Task to carry out:
Write out the full set of records below exactly.

Stored entries:
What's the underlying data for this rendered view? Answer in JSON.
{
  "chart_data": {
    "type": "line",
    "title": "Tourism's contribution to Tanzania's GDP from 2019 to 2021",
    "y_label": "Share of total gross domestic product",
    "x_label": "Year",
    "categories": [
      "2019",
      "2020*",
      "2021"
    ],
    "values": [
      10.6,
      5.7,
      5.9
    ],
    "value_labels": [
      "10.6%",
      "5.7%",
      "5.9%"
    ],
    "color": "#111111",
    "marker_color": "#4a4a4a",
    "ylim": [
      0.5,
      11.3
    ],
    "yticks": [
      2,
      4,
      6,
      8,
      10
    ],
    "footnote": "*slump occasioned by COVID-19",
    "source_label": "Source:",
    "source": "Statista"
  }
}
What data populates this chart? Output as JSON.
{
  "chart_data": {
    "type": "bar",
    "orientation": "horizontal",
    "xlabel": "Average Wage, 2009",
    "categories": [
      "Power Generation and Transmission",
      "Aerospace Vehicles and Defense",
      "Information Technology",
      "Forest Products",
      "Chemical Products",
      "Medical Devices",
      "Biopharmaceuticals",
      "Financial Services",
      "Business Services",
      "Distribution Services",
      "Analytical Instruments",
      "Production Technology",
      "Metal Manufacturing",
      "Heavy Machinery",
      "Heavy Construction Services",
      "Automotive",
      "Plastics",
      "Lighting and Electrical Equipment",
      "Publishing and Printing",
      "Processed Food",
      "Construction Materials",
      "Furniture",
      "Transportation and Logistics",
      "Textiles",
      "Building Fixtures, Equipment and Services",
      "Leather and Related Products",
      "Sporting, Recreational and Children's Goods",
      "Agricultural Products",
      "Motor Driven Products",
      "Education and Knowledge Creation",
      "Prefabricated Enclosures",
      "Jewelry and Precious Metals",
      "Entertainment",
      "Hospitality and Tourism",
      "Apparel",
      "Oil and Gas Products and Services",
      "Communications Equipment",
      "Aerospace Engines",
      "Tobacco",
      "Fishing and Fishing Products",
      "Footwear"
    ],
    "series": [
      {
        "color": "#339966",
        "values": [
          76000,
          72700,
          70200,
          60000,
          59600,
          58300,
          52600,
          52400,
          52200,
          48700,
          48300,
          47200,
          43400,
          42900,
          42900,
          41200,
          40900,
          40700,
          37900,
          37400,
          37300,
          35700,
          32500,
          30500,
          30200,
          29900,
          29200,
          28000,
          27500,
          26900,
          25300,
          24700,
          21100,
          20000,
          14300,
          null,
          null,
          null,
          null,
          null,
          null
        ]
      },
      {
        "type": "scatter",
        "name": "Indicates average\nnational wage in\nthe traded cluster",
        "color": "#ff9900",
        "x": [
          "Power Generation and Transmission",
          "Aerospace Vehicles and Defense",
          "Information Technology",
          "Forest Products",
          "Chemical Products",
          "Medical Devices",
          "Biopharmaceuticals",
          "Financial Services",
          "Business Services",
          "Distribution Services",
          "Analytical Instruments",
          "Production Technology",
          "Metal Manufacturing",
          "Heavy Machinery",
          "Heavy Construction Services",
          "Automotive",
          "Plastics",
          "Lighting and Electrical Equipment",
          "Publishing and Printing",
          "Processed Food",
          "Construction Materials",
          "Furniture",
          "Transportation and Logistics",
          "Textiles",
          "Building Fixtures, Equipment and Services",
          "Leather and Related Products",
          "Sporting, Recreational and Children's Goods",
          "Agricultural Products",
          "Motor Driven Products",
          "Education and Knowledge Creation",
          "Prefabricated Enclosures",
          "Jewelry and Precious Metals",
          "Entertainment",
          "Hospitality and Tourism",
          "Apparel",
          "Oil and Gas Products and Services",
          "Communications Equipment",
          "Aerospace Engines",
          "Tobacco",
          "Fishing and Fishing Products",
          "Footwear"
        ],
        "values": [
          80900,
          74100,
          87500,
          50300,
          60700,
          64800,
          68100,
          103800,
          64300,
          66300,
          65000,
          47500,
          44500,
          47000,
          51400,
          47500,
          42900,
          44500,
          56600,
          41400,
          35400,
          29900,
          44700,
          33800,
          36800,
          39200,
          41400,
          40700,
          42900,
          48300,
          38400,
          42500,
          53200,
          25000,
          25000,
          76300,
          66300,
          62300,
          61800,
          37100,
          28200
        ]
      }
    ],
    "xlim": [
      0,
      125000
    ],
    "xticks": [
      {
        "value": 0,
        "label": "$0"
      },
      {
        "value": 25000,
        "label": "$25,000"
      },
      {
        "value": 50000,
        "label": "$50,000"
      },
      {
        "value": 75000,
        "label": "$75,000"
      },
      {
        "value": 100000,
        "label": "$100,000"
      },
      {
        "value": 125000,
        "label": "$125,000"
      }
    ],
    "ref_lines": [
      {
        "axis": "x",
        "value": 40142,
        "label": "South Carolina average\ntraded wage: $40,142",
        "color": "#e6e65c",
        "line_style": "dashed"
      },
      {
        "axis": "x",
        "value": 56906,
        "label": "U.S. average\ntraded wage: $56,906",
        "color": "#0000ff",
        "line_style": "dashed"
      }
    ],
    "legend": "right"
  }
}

Solution to this problem:
What's the underlying data for this rendered view? Answer in JSON.
{
  "chart_data": {
    "type": "line",
    "title": "Tourism's contribution to Tanzania's GDP from 2019 to 2021",
    "y_label": "Share of total gross domestic product",
    "x_label": "Year",
    "categories": [
      "2019",
      "2020*",
      "2021"
    ],
    "values": [
      10.6,
      5.7,
      5.9
    ],
    "value_labels": [
      "10.6%",
      "5.7%",
      "5.9%"
    ],
    "color": "#111111",
    "marker_color": "#4a4a4a",
    "ylim": [
      0.5,
      11.3
    ],
    "yticks": [
      2,
      4,
      6,
      8,
      10
    ],
    "footnote": "*slump occasioned by COVID-19",
    "source_label": "Source:",
    "source": "Statista"
  }
}
What data populates this chart? Output as JSON.
{
  "chart_data": {
    "type": "bar",
    "orientation": "horizontal",
    "xlabel": "Average Wage, 2009",
    "categories": [
      "Power Generation and Transmission",
      "Aerospace Vehicles and Defense",
      "Information Technology",
      "Forest Products",
      "Chemical Products",
      "Medical Devices",
      "Biopharmaceuticals",
      "Financial Services",
      "Business Services",
      "Distribution Services",
      "Analytical Instruments",
      "Production Technology",
      "Metal Manufacturing",
      "Heavy Machinery",
      "Heavy Construction Services",
      "Automotive",
      "Plastics",
      "Lighting and Electrical Equipment",
      "Publishing and Printing",
      "Processed Food",
      "Construction Materials",
      "Furniture",
      "Transportation and Logistics",
      "Textiles",
      "Building Fixtures, Equipment and Services",
      "Leather and Related Products",
      "Sporting, Recreational and Children's Goods",
      "Agricultural Products",
      "Motor Driven Products",
      "Education and Knowledge Creation",
      "Prefabricated Enclosures",
      "Jewelry and Precious Metals",
      "Entertainment",
      "Hospitality and Tourism",
      "Apparel",
      "Oil and Gas Products and Services",
      "Communications Equipment",
      "Aerospace Engines",
      "Tobacco",
      "Fishing and Fishing Products",
      "Footwear"
    ],
    "series": [
      {
        "color": "#339966",
        "values": [
          76000,
          72700,
          70200,
          60000,
          59600,
          58300,
          52600,
          52400,
          52200,
          48700,
          48300,
          47200,
          43400,
          42900,
          42900,
          41200,
          40900,
          40700,
          37900,
          37400,
          37300,
          35700,
          32500,
          30500,
          30200,
          29900,
          29200,
          28000,
          27500,
          26900,
          25300,
          24700,
          21100,
          20000,
          14300,
          null,
          null,
          null,
          null,
          null,
          null
        ]
      },
      {
        "type": "scatter",
        "name": "Indicates average\nnational wage in\nthe traded cluster",
        "color": "#ff9900",
        "x": [
          "Power Generation and Transmission",
          "Aerospace Vehicles and Defense",
          "Information Technology",
          "Forest Products",
          "Chemical Products",
          "Medical Devices",
          "Biopharmaceuticals",
          "Financial Services",
          "Business Services",
          "Distribution Services",
          "Analytical Instruments",
          "Production Technology",
          "Metal Manufacturing",
          "Heavy Machinery",
          "Heavy Construction Services",
          "Automotive",
          "Plastics",
          "Lighting and Electrical Equipment",
          "Publishing and Printing",
          "Processed Food",
          "Construction Materials",
          "Furniture",
          "Transportation and Logistics",
          "Textiles",
          "Building Fixtures, Equipment and Services",
          "Leather and Related Products",
          "Sporting, Recreational and Children's Goods",
          "Agricultural Products",
          "Motor Driven Products",
          "Education and Knowledge Creation",
          "Prefabricated Enclosures",
          "Jewelry and Precious Metals",
          "Entertainment",
          "Hospitality and Tourism",
          "Apparel",
          "Oil and Gas Products and Services",
          "Communications Equipment",
          "Aerospace Engines",
          "Tobacco",
          "Fishing and Fishing Products",
          "Footwear"
        ],
        "values": [
          80900,
          74100,
          87500,
          50300,
          60700,
          64800,
          68100,
          103800,
          64300,
          66300,
          65000,
          47500,
          44500,
          47000,
          51400,
          47500,
          42900,
          44500,
          56600,
          41400,
          35400,
          29900,
          44700,
          33800,
          36800,
          39200,
          41400,
          40700,
          42900,
          48300,
          38400,
          42500,
          53200,
          25000,
          25000,
          76300,
          66300,
          62300,
          61800,
          37100,
          28200
        ]
      }
    ],
    "xlim": [
      0,
      125000
    ],
    "xticks": [
      {
        "value": 0,
        "label": "$0"
      },
      {
        "value": 25000,
        "label": "$25,000"
      },
      {
        "value": 50000,
        "label": "$50,000"
      },
      {
        "value": 75000,
        "label": "$75,000"
      },
      {
        "value": 100000,
        "label": "$100,000"
      },
      {
        "value": 125000,
        "label": "$125,000"
      }
    ],
    "ref_lines": [
      {
        "axis": "x",
        "value": 40142,
        "label": "South Carolina average\ntraded wage: $40,142",
        "color": "#e6e65c",
        "line_style": "dashed"
      },
      {
        "axis": "x",
        "value": 56906,
        "label": "U.S. average\ntraded wage: $56,906",
        "color": "#0000ff",
        "line_style": "dashed"
      }
    ],
    "legend": "right"
  }
}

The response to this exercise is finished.